Data excerpts
--- --- ---

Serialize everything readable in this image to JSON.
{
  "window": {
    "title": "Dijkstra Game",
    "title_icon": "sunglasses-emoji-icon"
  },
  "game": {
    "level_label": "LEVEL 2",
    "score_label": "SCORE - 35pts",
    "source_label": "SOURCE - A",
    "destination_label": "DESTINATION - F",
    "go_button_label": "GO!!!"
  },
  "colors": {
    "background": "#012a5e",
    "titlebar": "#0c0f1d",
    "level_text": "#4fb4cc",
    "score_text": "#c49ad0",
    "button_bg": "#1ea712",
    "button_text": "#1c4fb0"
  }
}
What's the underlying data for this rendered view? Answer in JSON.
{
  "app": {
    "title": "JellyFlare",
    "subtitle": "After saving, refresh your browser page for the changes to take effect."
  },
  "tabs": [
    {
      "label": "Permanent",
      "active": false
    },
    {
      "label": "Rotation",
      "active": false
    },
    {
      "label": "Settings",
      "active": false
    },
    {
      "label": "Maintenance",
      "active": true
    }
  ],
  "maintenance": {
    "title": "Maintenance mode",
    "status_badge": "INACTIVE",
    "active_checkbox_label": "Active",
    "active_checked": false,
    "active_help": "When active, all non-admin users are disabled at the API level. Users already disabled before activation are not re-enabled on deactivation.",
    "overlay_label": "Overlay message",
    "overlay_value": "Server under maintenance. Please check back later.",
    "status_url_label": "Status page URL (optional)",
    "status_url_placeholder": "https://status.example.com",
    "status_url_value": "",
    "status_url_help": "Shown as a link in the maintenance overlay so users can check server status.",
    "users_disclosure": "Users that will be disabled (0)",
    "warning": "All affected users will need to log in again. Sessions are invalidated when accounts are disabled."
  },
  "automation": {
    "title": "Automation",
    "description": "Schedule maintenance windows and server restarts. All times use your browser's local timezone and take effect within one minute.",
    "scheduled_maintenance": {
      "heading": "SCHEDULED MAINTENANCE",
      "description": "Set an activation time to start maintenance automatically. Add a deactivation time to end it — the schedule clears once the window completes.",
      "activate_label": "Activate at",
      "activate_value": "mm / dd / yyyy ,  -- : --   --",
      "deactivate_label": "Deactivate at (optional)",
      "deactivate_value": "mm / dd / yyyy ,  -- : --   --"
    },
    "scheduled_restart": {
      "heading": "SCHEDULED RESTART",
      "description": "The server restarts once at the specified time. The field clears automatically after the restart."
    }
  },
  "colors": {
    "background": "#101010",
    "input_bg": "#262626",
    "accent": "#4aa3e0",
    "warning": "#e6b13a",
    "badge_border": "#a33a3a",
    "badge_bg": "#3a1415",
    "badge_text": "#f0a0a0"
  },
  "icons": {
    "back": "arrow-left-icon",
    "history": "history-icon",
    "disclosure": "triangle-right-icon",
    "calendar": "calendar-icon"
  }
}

--- --- ---

GIVEN REQUEST: Repeat the lines above exactly.

SOLUTION TO THE PROBLEM:
Serialize everything readable in this image to JSON.
{
  "window": {
    "title": "Dijkstra Game",
    "title_icon": "sunglasses-emoji-icon"
  },
  "game": {
    "level_label": "LEVEL 2",
    "score_label": "SCORE - 35pts",
    "source_label": "SOURCE - A",
    "destination_label": "DESTINATION - F",
    "go_button_label": "GO!!!"
  },
  "colors": {
    "background": "#012a5e",
    "titlebar": "#0c0f1d",
    "level_text": "#4fb4cc",
    "score_text": "#c49ad0",
    "button_bg": "#1ea712",
    "button_text": "#1c4fb0"
  }
}
What's the underlying data for this rendered view? Answer in JSON.
{
  "app": {
    "title": "JellyFlare",
    "subtitle": "After saving, refresh your browser page for the changes to take effect."
  },
  "tabs": [
    {
      "label": "Permanent",
      "active": false
    },
    {
      "label": "Rotation",
      "active": false
    },
    {
      "label": "Settings",
      "active": false
    },
    {
      "label": "Maintenance",
      "active": true
    }
  ],
  "maintenance": {
    "title": "Maintenance mode",
    "status_badge": "INACTIVE",
    "active_checkbox_label": "Active",
    "active_checked": false,
    "active_help": "When active, all non-admin users are disabled at the API level. Users already disabled before activation are not re-enabled on deactivation.",
    "overlay_label": "Overlay message",
    "overlay_value": "Server under maintenance. Please check back later.",
    "status_url_label": "Status page URL (optional)",
    "status_url_placeholder": "https://status.example.com",
    "status_url_value": "",
    "status_url_help": "Shown as a link in the maintenance overlay so users can check server status.",
    "users_disclosure": "Users that will be disabled (0)",
    "warning": "All affected users will need to log in again. Sessions are invalidated when accounts are disabled."
  },
  "automation": {
    "title": "Automation",
    "description": "Schedule maintenance windows and server restarts. All times use your browser's local timezone and take effect within one minute.",
    "scheduled_maintenance": {
      "heading": "SCHEDULED MAINTENANCE",
      "description": "Set an activation time to start maintenance automatically. Add a deactivation time to end it — the schedule clears once the window completes.",
      "activate_label": "Activate at",
      "activate_value": "mm / dd / yyyy ,  -- : --   --",
      "deactivate_label": "Deactivate at (optional)",
      "deactivate_value": "mm / dd / yyyy ,  -- : --   --"
    },
    "scheduled_restart": {
      "heading": "SCHEDULED RESTART",
      "description": "The server restarts once at the specified time. The field clears automatically after the restart."
    }
  },
  "colors": {
    "background": "#101010",
    "input_bg": "#262626",
    "accent": "#4aa3e0",
    "warning": "#e6b13a",
    "badge_border": "#a33a3a",
    "badge_bg": "#3a1415",
    "badge_text": "#f0a0a0"
  },
  "icons": {
    "back": "arrow-left-icon",
    "history": "history-icon",
    "disclosure": "triangle-right-icon",
    "calendar": "calendar-icon"
  }
}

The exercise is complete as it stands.